Task directions → Below are the records; copy each line in them that holds the word "Ahmed".

Given entries →

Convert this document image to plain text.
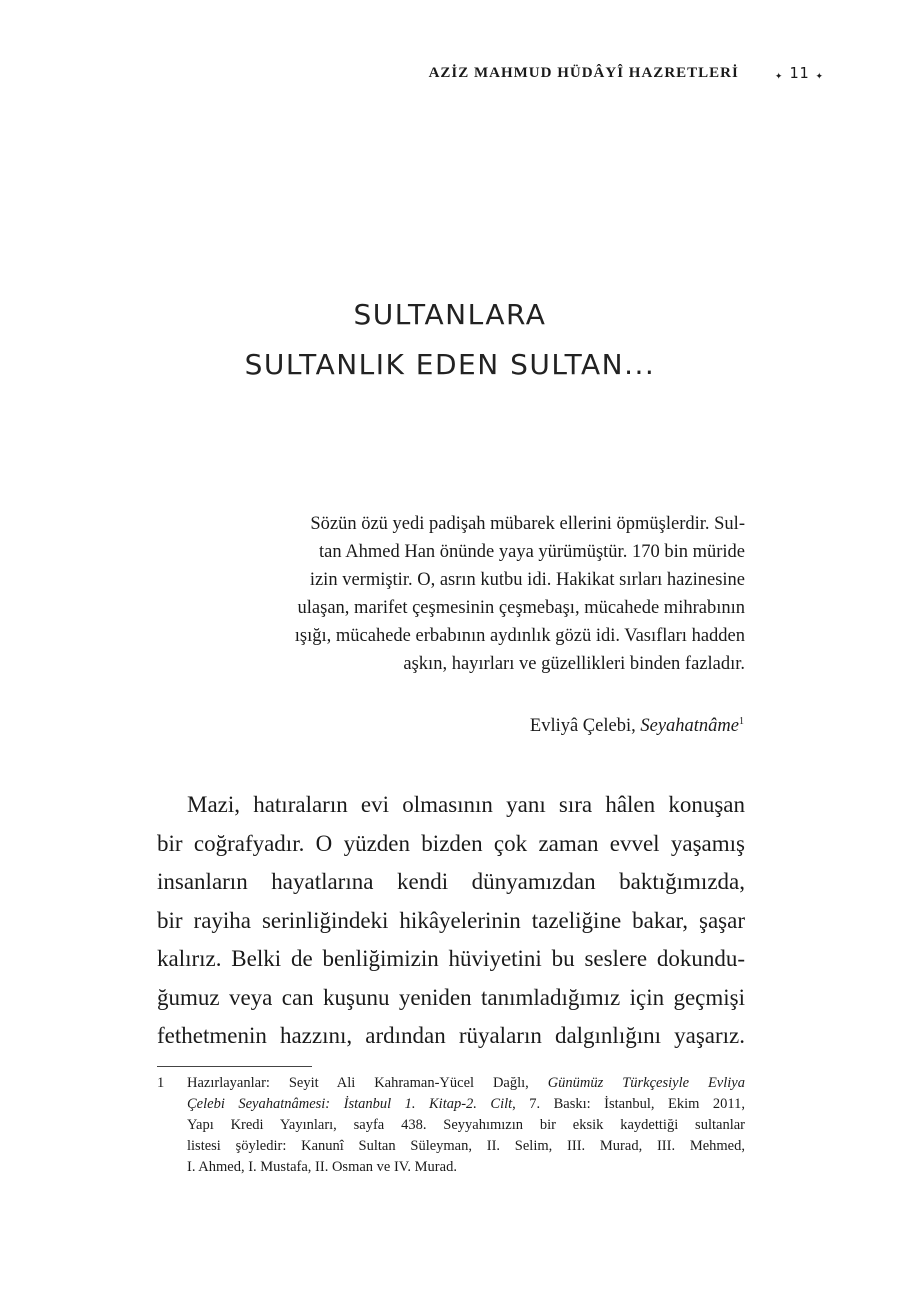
AZİZ MAHMUD HÜDÂYÎ HAZRETLERİ	✦ 11 ✦
SULTANLARA
SULTANLIK EDEN SULTAN...
Sözün özü yedi padişah mübarek ellerini öpmüşlerdir. Sul-
tan Ahmed Han önünde yaya yürümüştür. 170 bin müride
izin vermiştir. O, asrın kutbu idi. Hakikat sırları hazinesine
ulaşan, marifet çeşmesinin çeşmebaşı, mücahede mihrabının
ışığı, mücahede erbabının aydınlık gözü idi. Vasıfları hadden
aşkın, hayırları ve güzellikleri binden fazladır.
Evliyâ Çelebi, Seyahatnâme$^1$
Mazi, hatıraların evi olmasının yanı sıra hâlen konuşan
bir coğrafyadır. O yüzden bizden çok zaman evvel yaşamış
insanların hayatlarına kendi dünyamızdan baktığımızda,
bir rayiha serinliğindeki hikâyelerinin tazeliğine bakar, şaşar
kalırız. Belki de benliğimizin hüviyetini bu seslere dokundu-
ğumuz veya can kuşunu yeniden tanımladığımız için geçmişi
fethetmenin hazzını, ardından rüyaların dalgınlığını yaşarız.
1 Hazırlayanlar: Seyit Ali Kahraman-Yücel Dağlı, Günümüz Türkçesiyle Evliya
Çelebi Seyahatnâmesi: İstanbul 1. Kitap-2. Cilt, 7. Baskı: İstanbul, Ekim 2011,
Yapı Kredi Yayınları, sayfa 438. Seyyahımızın bir eksik kaydettiği sultanlar
listesi şöyledir: Kanunî Sultan Süleyman, II. Selim, III. Murad, III. Mehmed,
I. Ahmed, I. Mustafa, II. Osman ve IV. Murad.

Problem solution →
tan Ahmed Han önünde yaya yürümüştür. 170 bin müride
I. Ahmed, I. Mustafa, II. Osman ve IV. Murad.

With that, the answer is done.